** start of Data excerpts **
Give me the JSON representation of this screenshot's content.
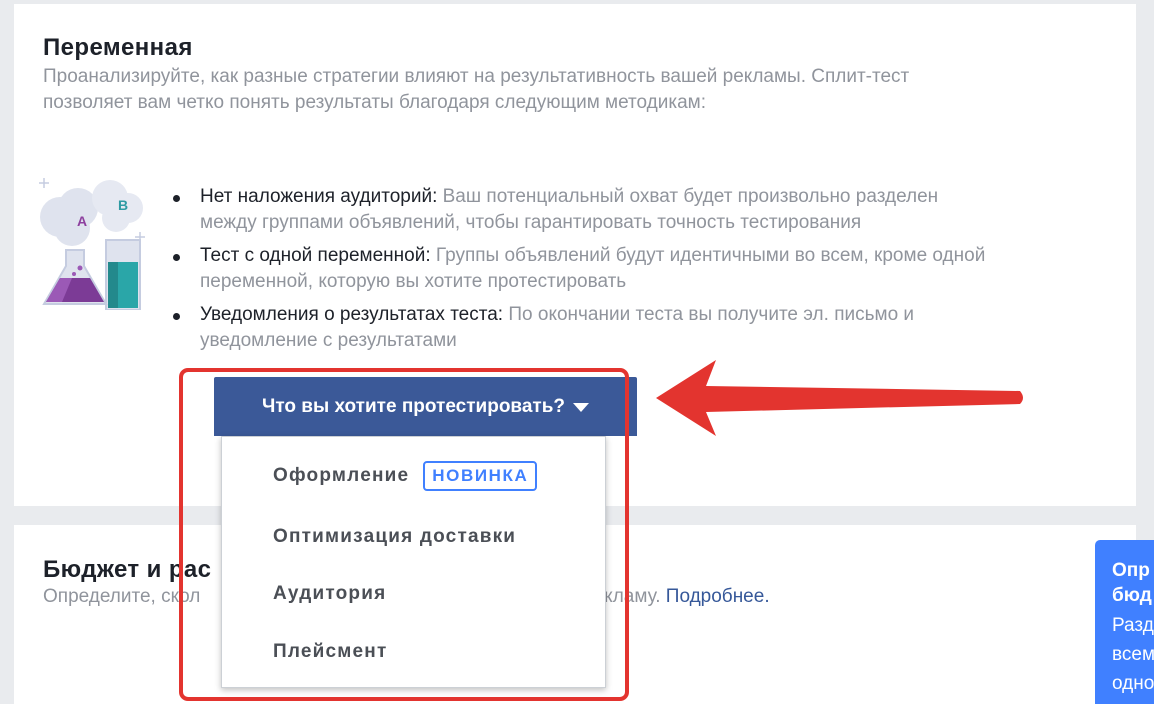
{
  "variable": {
    "title": "Переменная",
    "desc_line1": "Проанализируйте, как разные стратегии влияют на результативность вашей рекламы. Сплит-тест",
    "desc_line2": "позволяет вам четко понять результаты благодаря следующим методикам:",
    "bullets": [
      {
        "title": "Нет наложения аудиторий:",
        "line1": " Ваш потенциальный охват будет произвольно разделен",
        "line2": "между группами объявлений, чтобы гарантировать точность тестирования"
      },
      {
        "title": "Тест с одной переменной:",
        "line1": " Группы объявлений будут идентичными во всем, кроме одной",
        "line2": "переменной, которую вы хотите протестировать"
      },
      {
        "title": "Уведомления о результатах теста:",
        "line1": " По окончании теста вы получите эл. письмо и",
        "line2": "уведомление с результатами"
      }
    ],
    "illustration": {
      "label_a": "A",
      "label_b": "B"
    },
    "test_button_label": "Что вы хотите протестировать?"
  },
  "menu": {
    "items": [
      {
        "label": "Оформление",
        "badge": "НОВИНКА"
      },
      {
        "label": "Оптимизация доставки"
      },
      {
        "label": "Аудитория"
      },
      {
        "label": "Плейсмент"
      }
    ]
  },
  "budget": {
    "title_visible": "Бюджет и рас",
    "desc_start": "Определите, скол",
    "desc_end": "ите показывать свою рекламу. ",
    "more_link": "Подробнее."
  },
  "tooltip": {
    "title_line1": "Опр",
    "title_line2": "бюд",
    "body_lines": [
      "Разд",
      "всем",
      "одно"
    ]
  },
  "colors": {
    "button": "#3b5998",
    "highlight": "#e3342f",
    "badge": "#4080ff",
    "tooltip": "#4080ff",
    "link": "#365899"
  },
  "icons": {
    "dropdown": "caret-down-icon",
    "arrow": "red-arrow-left-icon"
  }
}
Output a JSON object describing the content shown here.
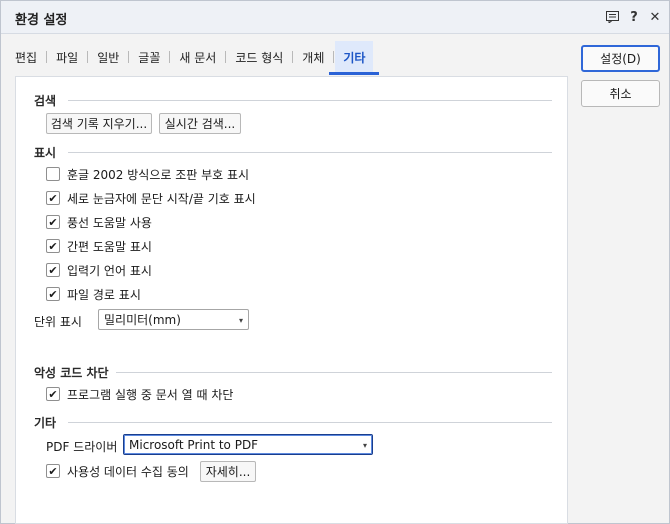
{
  "window": {
    "title": "환경 설정",
    "help_icon_text": "?",
    "close_icon_text": "✕",
    "extra_icon_text": "▤"
  },
  "tabs": [
    {
      "label": "편집"
    },
    {
      "label": "파일"
    },
    {
      "label": "일반"
    },
    {
      "label": "글꼴"
    },
    {
      "label": "새 문서"
    },
    {
      "label": "코드 형식"
    },
    {
      "label": "개체"
    },
    {
      "label": "기타",
      "active": true
    }
  ],
  "search": {
    "title": "검색",
    "clear_history_label": "검색 기록 지우기...",
    "live_search_label": "실시간 검색..."
  },
  "display": {
    "title": "표시",
    "options": [
      {
        "label": "훈글 2002 방식으로 조판 부호 표시",
        "checked": false
      },
      {
        "label": "세로 눈금자에 문단 시작/끝 기호 표시",
        "checked": true
      },
      {
        "label": "풍선 도움말 사용",
        "checked": true
      },
      {
        "label": "간편 도움말 표시",
        "checked": true
      },
      {
        "label": "입력기 언어 표시",
        "checked": true
      },
      {
        "label": "파일 경로 표시",
        "checked": true
      }
    ],
    "unit_label": "단위 표시",
    "unit_value": "밀리미터(mm)"
  },
  "malicious": {
    "title": "악성 코드 차단",
    "option_label": "프로그램 실행 중 문서 열 때 차단",
    "checked": true
  },
  "other": {
    "title": "기타",
    "pdf_driver_label": "PDF 드라이버",
    "pdf_driver_value": "Microsoft Print to PDF",
    "usage_label": "사용성 데이터 수집 동의",
    "usage_checked": true,
    "details_label": "자세히..."
  },
  "actions": {
    "ok_label": "설정(D)",
    "cancel_label": "취소"
  },
  "checkmark": "✔",
  "dropdown_arrow": "▾"
}
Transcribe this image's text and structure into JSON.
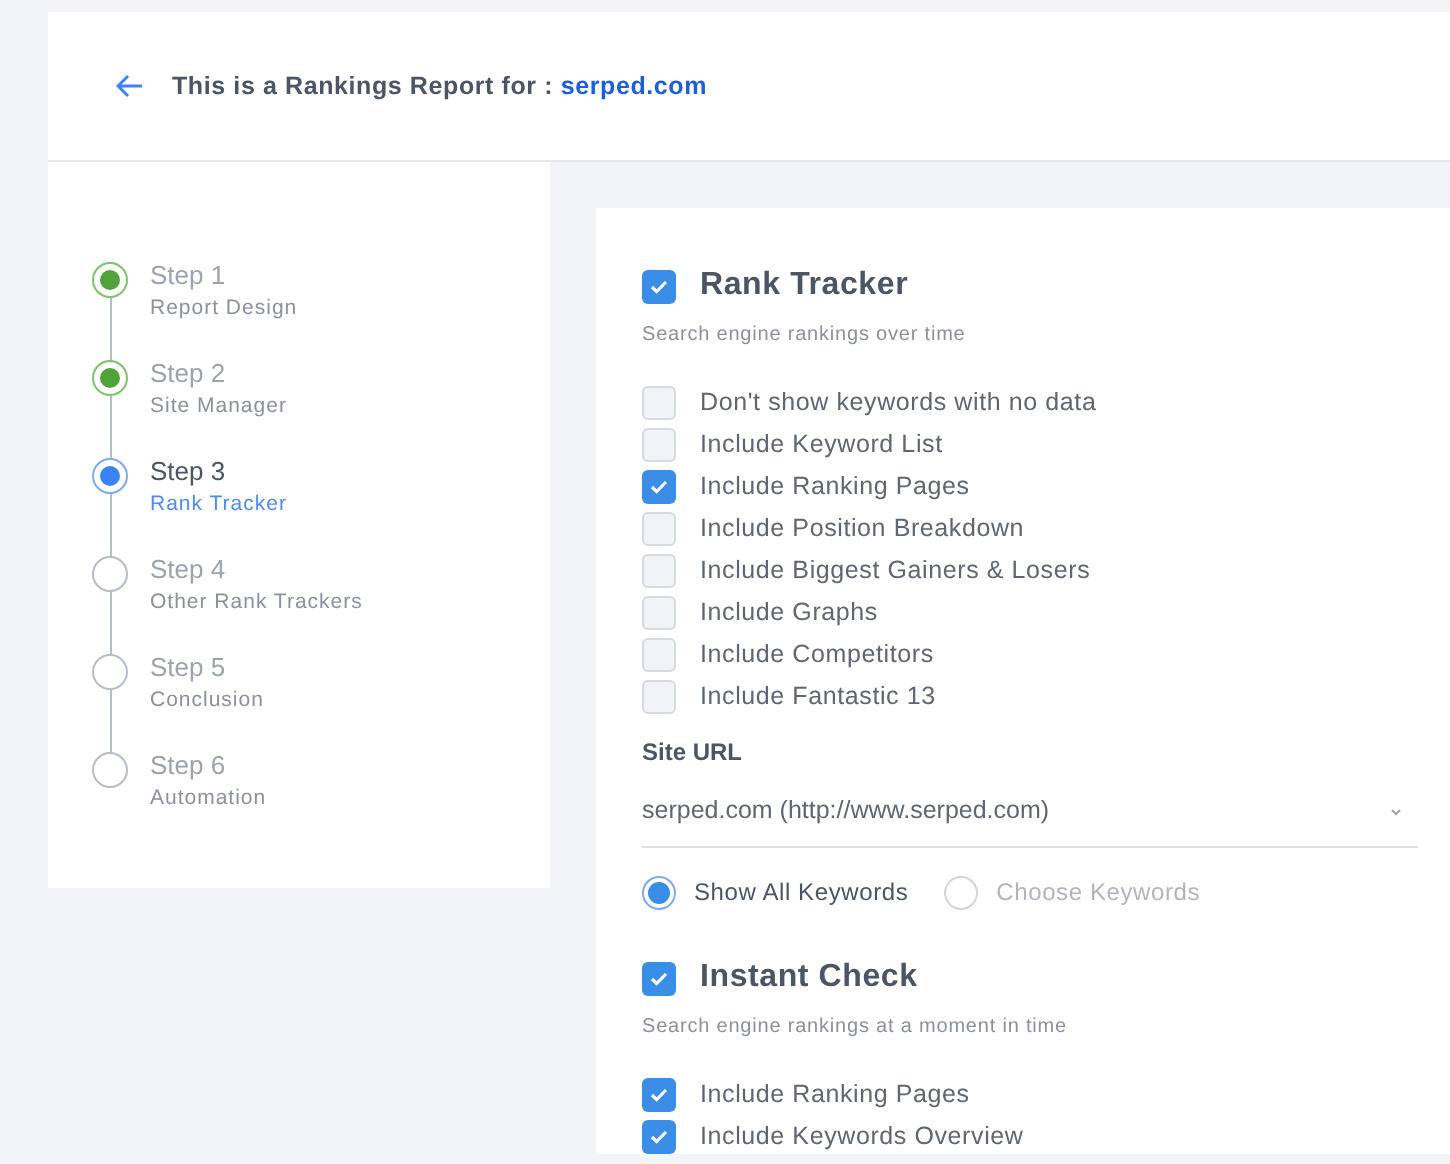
{
  "header": {
    "title": "This is a Rankings Report for :",
    "site": "serped.com"
  },
  "steps": [
    {
      "label": "Step 1",
      "name": "Report Design",
      "completed": true,
      "selected": false
    },
    {
      "label": "Step 2",
      "name": "Site Manager",
      "completed": true,
      "selected": false
    },
    {
      "label": "Step 3",
      "name": "Rank Tracker",
      "completed": false,
      "selected": true
    },
    {
      "label": "Step 4",
      "name": "Other Rank Trackers",
      "completed": false,
      "selected": false
    },
    {
      "label": "Step 5",
      "name": "Conclusion",
      "completed": false,
      "selected": false
    },
    {
      "label": "Step 6",
      "name": "Automation",
      "completed": false,
      "selected": false
    }
  ],
  "rank_tracker": {
    "title": "Rank Tracker",
    "checked": true,
    "subtitle": "Search engine rankings over time",
    "options": [
      {
        "label": "Don't show keywords with no data",
        "checked": false
      },
      {
        "label": "Include Keyword List",
        "checked": false
      },
      {
        "label": "Include Ranking Pages",
        "checked": true
      },
      {
        "label": "Include Position Breakdown",
        "checked": false
      },
      {
        "label": "Include Biggest Gainers & Losers",
        "checked": false
      },
      {
        "label": "Include Graphs",
        "checked": false
      },
      {
        "label": "Include Competitors",
        "checked": false
      },
      {
        "label": "Include Fantastic 13",
        "checked": false
      }
    ],
    "site_url": {
      "label": "Site URL",
      "value": "serped.com (http://www.serped.com)"
    },
    "keyword_mode": [
      {
        "label": "Show All Keywords",
        "selected": true
      },
      {
        "label": "Choose Keywords",
        "selected": false
      }
    ]
  },
  "instant_check": {
    "title": "Instant Check",
    "checked": true,
    "subtitle": "Search engine rankings at a moment in time",
    "options": [
      {
        "label": "Include Ranking Pages",
        "checked": true
      },
      {
        "label": "Include Keywords Overview",
        "checked": true
      }
    ]
  }
}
** end of Data excerpts **
• [Exercise brief]:
Reproduce the material above in full and without alteration, but skip all pictures.

• [Finished answer]:
Give me the JSON representation of this screenshot's content.
{
  "variable": {
    "title": "Переменная",
    "desc_line1": "Проанализируйте, как разные стратегии влияют на результативность вашей рекламы. Сплит-тест",
    "desc_line2": "позволяет вам четко понять результаты благодаря следующим методикам:",
    "bullets": [
      {
        "title": "Нет наложения аудиторий:",
        "line1": " Ваш потенциальный охват будет произвольно разделен",
        "line2": "между группами объявлений, чтобы гарантировать точность тестирования"
      },
      {
        "title": "Тест с одной переменной:",
        "line1": " Группы объявлений будут идентичными во всем, кроме одной",
        "line2": "переменной, которую вы хотите протестировать"
      },
      {
        "title": "Уведомления о результатах теста:",
        "line1": " По окончании теста вы получите эл. письмо и",
        "line2": "уведомление с результатами"
      }
    ],
    "illustration": {
      "label_a": "A",
      "label_b": "B"
    },
    "test_button_label": "Что вы хотите протестировать?"
  },
  "menu": {
    "items": [
      {
        "label": "Оформление",
        "badge": "НОВИНКА"
      },
      {
        "label": "Оптимизация доставки"
      },
      {
        "label": "Аудитория"
      },
      {
        "label": "Плейсмент"
      }
    ]
  },
  "budget": {
    "title_visible": "Бюджет и рас",
    "desc_start": "Определите, скол",
    "desc_end": "ите показывать свою рекламу. ",
    "more_link": "Подробнее."
  },
  "tooltip": {
    "title_line1": "Опр",
    "title_line2": "бюд",
    "body_lines": [
      "Разд",
      "всем",
      "одно"
    ]
  },
  "colors": {
    "button": "#3b5998",
    "highlight": "#e3342f",
    "badge": "#4080ff",
    "tooltip": "#4080ff",
    "link": "#365899"
  },
  "icons": {
    "dropdown": "caret-down-icon",
    "arrow": "red-arrow-left-icon"
  }
}
Output a JSON object describing the content shown here.
{
  "window": {
    "title": "환경 설정",
    "help_icon_text": "?",
    "close_icon_text": "✕",
    "extra_icon_text": "▤"
  },
  "tabs": [
    {
      "label": "편집"
    },
    {
      "label": "파일"
    },
    {
      "label": "일반"
    },
    {
      "label": "글꼴"
    },
    {
      "label": "새 문서"
    },
    {
      "label": "코드 형식"
    },
    {
      "label": "개체"
    },
    {
      "label": "기타",
      "active": true
    }
  ],
  "search": {
    "title": "검색",
    "clear_history_label": "검색 기록 지우기...",
    "live_search_label": "실시간 검색..."
  },
  "display": {
    "title": "표시",
    "options": [
      {
        "label": "훈글 2002 방식으로 조판 부호 표시",
        "checked": false
      },
      {
        "label": "세로 눈금자에 문단 시작/끝 기호 표시",
        "checked": true
      },
      {
        "label": "풍선 도움말 사용",
        "checked": true
      },
      {
        "label": "간편 도움말 표시",
        "checked": true
      },
      {
        "label": "입력기 언어 표시",
        "checked": true
      },
      {
        "label": "파일 경로 표시",
        "checked": true
      }
    ],
    "unit_label": "단위 표시",
    "unit_value": "밀리미터(mm)"
  },
  "malicious": {
    "title": "악성 코드 차단",
    "option_label": "프로그램 실행 중 문서 열 때 차단",
    "checked": true
  },
  "other": {
    "title": "기타",
    "pdf_driver_label": "PDF 드라이버",
    "pdf_driver_value": "Microsoft Print to PDF",
    "usage_label": "사용성 데이터 수집 동의",
    "usage_checked": true,
    "details_label": "자세히..."
  },
  "actions": {
    "ok_label": "설정(D)",
    "cancel_label": "취소"
  },
  "checkmark": "✔",
  "dropdown_arrow": "▾"
}
Transcribe this image's text and structure into JSON.
{
  "header": {
    "title": "This is a Rankings Report for :",
    "site": "serped.com"
  },
  "steps": [
    {
      "label": "Step 1",
      "name": "Report Design",
      "completed": true,
      "selected": false
    },
    {
      "label": "Step 2",
      "name": "Site Manager",
      "completed": true,
      "selected": false
    },
    {
      "label": "Step 3",
      "name": "Rank Tracker",
      "completed": false,
      "selected": true
    },
    {
      "label": "Step 4",
      "name": "Other Rank Trackers",
      "completed": false,
      "selected": false
    },
    {
      "label": "Step 5",
      "name": "Conclusion",
      "completed": false,
      "selected": false
    },
    {
      "label": "Step 6",
      "name": "Automation",
      "completed": false,
      "selected": false
    }
  ],
  "rank_tracker": {
    "title": "Rank Tracker",
    "checked": true,
    "subtitle": "Search engine rankings over time",
    "options": [
      {
        "label": "Don't show keywords with no data",
        "checked": false
      },
      {
        "label": "Include Keyword List",
        "checked": false
      },
      {
        "label": "Include Ranking Pages",
        "checked": true
      },
      {
        "label": "Include Position Breakdown",
        "checked": false
      },
      {
        "label": "Include Biggest Gainers & Losers",
        "checked": false
      },
      {
        "label": "Include Graphs",
        "checked": false
      },
      {
        "label": "Include Competitors",
        "checked": false
      },
      {
        "label": "Include Fantastic 13",
        "checked": false
      }
    ],
    "site_url": {
      "label": "Site URL",
      "value": "serped.com (http://www.serped.com)"
    },
    "keyword_mode": [
      {
        "label": "Show All Keywords",
        "selected": true
      },
      {
        "label": "Choose Keywords",
        "selected": false
      }
    ]
  },
  "instant_check": {
    "title": "Instant Check",
    "checked": true,
    "subtitle": "Search engine rankings at a moment in time",
    "options": [
      {
        "label": "Include Ranking Pages",
        "checked": true
      },
      {
        "label": "Include Keywords Overview",
        "checked": true
      }
    ]
  }
}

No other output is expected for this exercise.